The application 608 can be an algorithmic software engine providing functionality according to particular needs, desires, or particular implementations of the computer 602 and the described functionality. For example, application 608 can serve as one or more components, modules, or applications. Further, although illustrated as a single application 608, the application 608 can be implemented as multiple applications 608 on the computer 602. In addition, although illustrated as internal to the computer 602, in alternative implementations, the application 608 can be external to the computer 602.

The computer 602 can also include a power supply 614. The power supply 614 can include a rechargeable or non-rechargeable battery that can be configured to be either user- or non-user-replaceable. In some implementations, the power supply 614 can include power-conversion and management circuits, including recharging, standby, and power management functionalities. In some implementations, the power-supply 614 can include a power plug to allow the computer 602 to be plugged into a wall socket or a power source to, for example, power the computer 602 or recharge a rechargeable battery.

There can be any number of computers 602 associated with, or external to, a computer system containing computer 602, with each computer 602 communicating over network 630. Further, the terms “client,” “user,” and other appropriate terminology can be used interchangeably, as appropriate, without departing from the scope of the present disclosure. Moreover, the present disclosure contemplates that many users can use one computer 602 and one user can use multiple computers 602.

Implementations of the subject matter and the functional operations described in this specification can be implemented in digital electronic circuitry, in tangibly embodied computer software or firmware, in computer hardware, including the structures disclosed in this specification and their structural equivalents, or in combinations of one or more of them. Software implementations of the described subject matter can be implemented as one or more computer programs. Each computer program can include one or more modules of computer program instructions encoded on a tangible, non transitory, computer-readable computer-storage medium for execution by, or to control the operation of, data processing apparatus. Alternatively, or additionally, the program instructions can be encoded in/on an artificially generated propagated signal. The example, the signal can be a machine-generated electrical, optical, or electromagnetic signal that is generated to encode information for transmission to suitable receiver apparatus for execution by a data processing apparatus. The computer-storage medium can be a machine-readable storage device, a machine-readable storage substrate, a random or serial access memory device, or a combination of computer-storage mediums.

Your instructions> Copy everything from "There can be" down to "multiple computers 602." in the computer text, substituting "network 650" for "network 630". The items after this point are separate material, apart from the computer text.

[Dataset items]

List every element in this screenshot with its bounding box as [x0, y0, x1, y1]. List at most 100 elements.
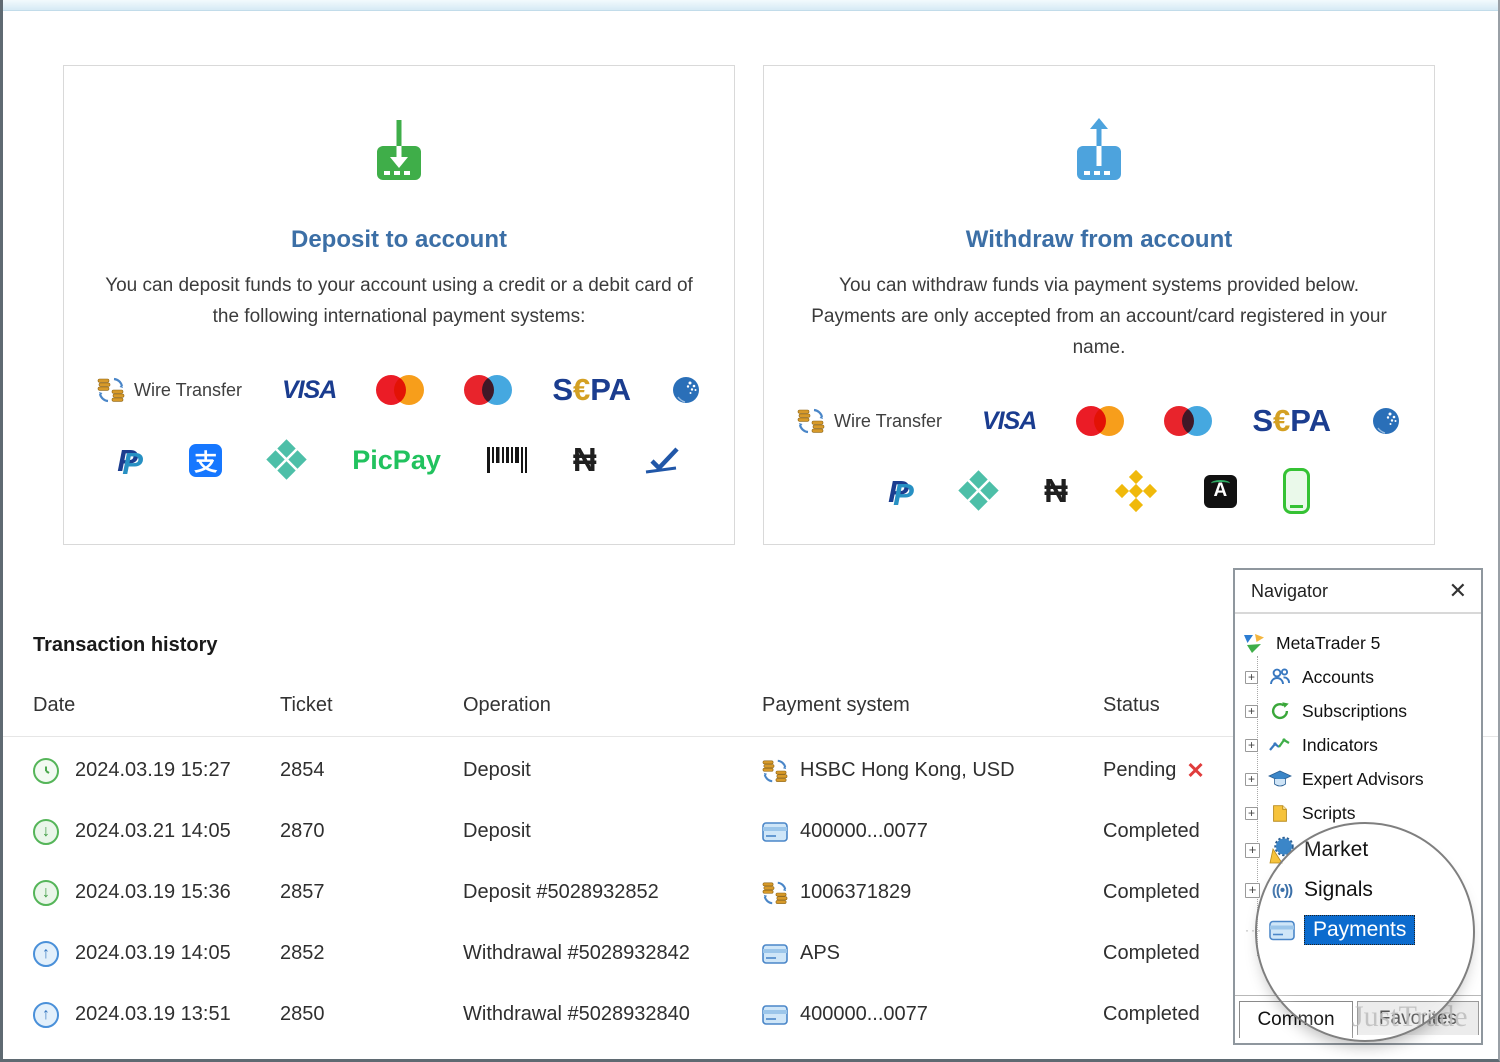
tree-item-label: Scripts — [1302, 803, 1355, 824]
withdrawal-arrow-icon: ↑ — [33, 941, 59, 967]
tab-favorites[interactable]: Favorites — [1357, 1001, 1479, 1035]
tree-item-market[interactable]: + Market — [1235, 830, 1481, 870]
column-header-date: Date — [33, 694, 280, 717]
cell-operation: Withdrawal #5028932840 — [463, 1003, 762, 1026]
accounts-icon — [1267, 666, 1293, 688]
binance-icon — [1114, 469, 1158, 513]
cell-date: 2024.03.19 15:27 — [75, 759, 280, 782]
wire-transfer-label: Wire Transfer — [834, 411, 942, 432]
payments-card-icon — [1269, 919, 1295, 942]
bank-card-icon — [762, 944, 788, 964]
cell-payment-system: 400000...0077 — [800, 1003, 928, 1026]
cell-payment-system: APS — [800, 942, 840, 965]
tree-item-label: Market — [1304, 838, 1368, 862]
status-text: Pending — [1103, 759, 1176, 782]
expand-plus-icon[interactable]: + — [1245, 807, 1258, 820]
close-icon[interactable]: ✕ — [1449, 580, 1467, 602]
navigator-title: Navigator — [1251, 581, 1328, 602]
withdraw-methods-row1: Wire Transfer VISA S€PA — [797, 395, 1401, 447]
tree-item-expert-advisors[interactable]: + Expert Advisors — [1235, 762, 1481, 796]
wire-transfer-icon — [97, 376, 125, 404]
cell-date: 2024.03.19 14:05 — [75, 942, 280, 965]
navigator-panel: Navigator ✕ MetaTrader 5 + Acco — [1233, 568, 1483, 1045]
tree-item-payments[interactable]: ··· Payments — [1235, 910, 1481, 950]
status-text: Completed — [1103, 942, 1200, 965]
wire-transfer-logo: Wire Transfer — [97, 376, 242, 404]
tree-item-label: Accounts — [1302, 667, 1374, 688]
naira-icon: ₦ — [573, 441, 597, 479]
deposit-methods-row2: PP 支 PicPay ₦ — [117, 434, 680, 486]
cell-payment-system: 1006371829 — [800, 881, 911, 904]
tree-item-subscriptions[interactable]: + Subscriptions — [1235, 694, 1481, 728]
deposit-title: Deposit to account — [291, 226, 507, 254]
tab-common[interactable]: Common — [1239, 1001, 1353, 1038]
cell-date: 2024.03.19 13:51 — [75, 1003, 280, 1026]
deposit-panel: Deposit to account You can deposit funds… — [63, 65, 735, 545]
tree-item-label: MetaTrader 5 — [1276, 633, 1380, 654]
window-top-strip — [0, 0, 1500, 11]
deposit-description: You can deposit funds to your account us… — [64, 270, 734, 332]
tree-item-label: Signals — [1304, 878, 1373, 902]
withdraw-title: Withdraw from account — [966, 226, 1232, 254]
column-header-payment-system: Payment system — [762, 694, 1103, 717]
cell-payment-system: 400000...0077 — [800, 820, 928, 843]
column-header-ticket: Ticket — [280, 694, 463, 717]
tree-item-accounts[interactable]: + Accounts — [1235, 660, 1481, 694]
tree-item-label-selected: Payments — [1304, 915, 1415, 945]
tree-item-scripts[interactable]: + Scripts — [1235, 796, 1481, 830]
cell-ticket: 2857 — [280, 881, 463, 904]
column-header-operation: Operation — [463, 694, 762, 717]
tree-dots: ··· — [1245, 923, 1263, 937]
tree-item-label: Indicators — [1302, 735, 1378, 756]
tree-item-signals[interactable]: + ((•)) Signals — [1235, 870, 1481, 910]
cell-ticket: 2852 — [280, 942, 463, 965]
cell-ticket: 2870 — [280, 820, 463, 843]
expert-advisors-icon — [1267, 768, 1293, 790]
subscriptions-icon — [1267, 700, 1293, 722]
cell-ticket: 2854 — [280, 759, 463, 782]
scripts-icon — [1267, 802, 1293, 824]
transaction-history-title: Transaction history — [33, 634, 218, 657]
expand-plus-icon[interactable]: + — [1245, 705, 1258, 718]
sepa-logo: S€PA — [1252, 403, 1331, 439]
tree-item-label: Expert Advisors — [1302, 769, 1424, 790]
expand-plus-icon[interactable]: + — [1245, 671, 1258, 684]
cell-date: 2024.03.19 15:36 — [75, 881, 280, 904]
status-text: Completed — [1103, 1003, 1200, 1026]
market-icon — [1269, 836, 1295, 864]
sepa-logo: S€PA — [552, 372, 631, 408]
withdrawal-arrow-icon: ↑ — [33, 1002, 59, 1028]
indicators-icon — [1267, 735, 1293, 755]
cancel-x-icon[interactable]: ✕ — [1186, 758, 1204, 784]
paypal-icon: PP — [888, 474, 914, 508]
expand-plus-icon[interactable]: + — [1245, 739, 1258, 752]
expand-plus-icon[interactable]: + — [1245, 843, 1260, 858]
cell-operation: Deposit — [463, 820, 762, 843]
alipay-icon: 支 — [189, 444, 222, 477]
mobile-phone-icon — [1283, 468, 1310, 514]
cell-operation: Deposit — [463, 759, 762, 782]
wire-transfer-logo: Wire Transfer — [797, 407, 942, 435]
mastercard-logo — [376, 375, 424, 405]
deposit-card-icon — [361, 116, 437, 188]
cell-payment-system: HSBC Hong Kong, USD — [800, 759, 1015, 782]
tree-item-indicators[interactable]: + Indicators — [1235, 728, 1481, 762]
naira-icon: ₦ — [1044, 472, 1068, 510]
navigator-titlebar: Navigator ✕ — [1235, 570, 1481, 614]
crypto-diamond-icon — [268, 441, 306, 479]
paypal-icon: PP — [117, 443, 143, 477]
tree-item-label: Subscriptions — [1302, 701, 1407, 722]
deposit-methods-row1: Wire Transfer VISA S€PA — [97, 364, 701, 416]
withdraw-methods-row2: PP ₦ A — [888, 465, 1310, 517]
visa-logo: VISA — [282, 376, 336, 405]
webmoney-icon — [1371, 406, 1401, 436]
withdraw-panel: Withdraw from account You can withdraw f… — [763, 65, 1435, 545]
cell-operation: Withdrawal #5028932842 — [463, 942, 762, 965]
expand-plus-icon[interactable]: + — [1245, 773, 1258, 786]
advcash-icon: A — [1204, 475, 1237, 508]
wire-transfer-icon — [762, 880, 788, 906]
expand-plus-icon[interactable]: + — [1245, 883, 1260, 898]
navigator-tabs: Favorites Common — [1235, 995, 1481, 1043]
deposit-arrow-icon: ↓ — [33, 819, 59, 845]
tree-item-metatrader5[interactable]: MetaTrader 5 — [1235, 626, 1481, 660]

Written response>
There can be any number of computers 602 associated with, or external to, a computer system containing computer 602, with each computer 602 communicating over network 650. Further, the terms “client,” “user,” and other appropriate terminology can be used interchangeably, as appropriate, without departing from the scope of the present disclosure. Moreover, the present disclosure contemplates that many users can use one computer 602 and one user can use multiple computers 602.